What to produce:
The entries below contain pictures. Retype everything except those pictures, exactly as given.

----- Dataset records

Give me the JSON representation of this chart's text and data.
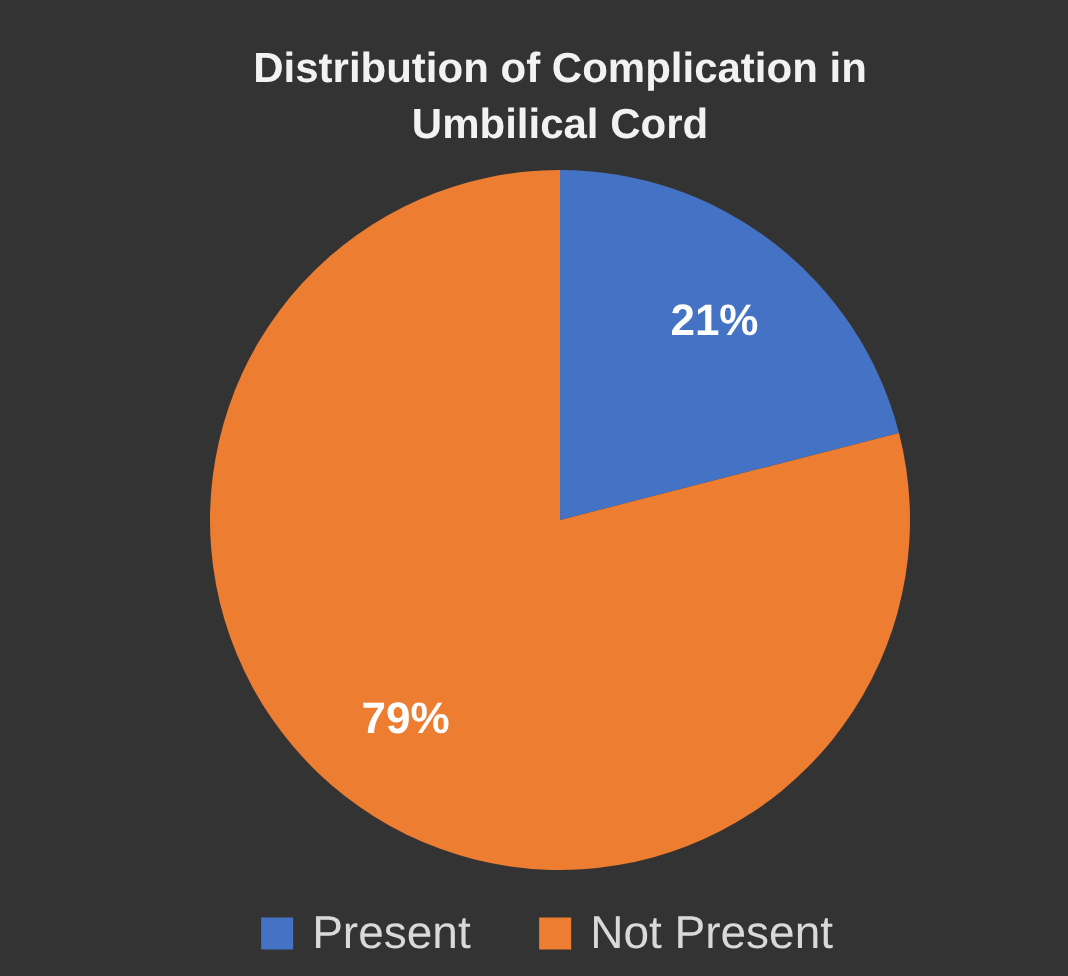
{
  "chart_data": {
    "type": "pie",
    "title": "Distribution of Complication in Umbilical Cord",
    "categories": [
      "Present",
      "Not Present"
    ],
    "values": [
      21,
      79
    ],
    "colors": [
      "#4472c4",
      "#ed7d31"
    ],
    "value_labels": [
      "21%",
      "79%"
    ],
    "legend": "bottom"
  }
}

----------

Worked solution:
Give me the JSON representation of this chart's text and data.
{
  "chart_data": {
    "type": "pie",
    "title": "Distribution of Complication in Umbilical Cord",
    "categories": [
      "Present",
      "Not Present"
    ],
    "values": [
      21,
      79
    ],
    "colors": [
      "#4472c4",
      "#ed7d31"
    ],
    "value_labels": [
      "21%",
      "79%"
    ],
    "legend": "bottom"
  }
}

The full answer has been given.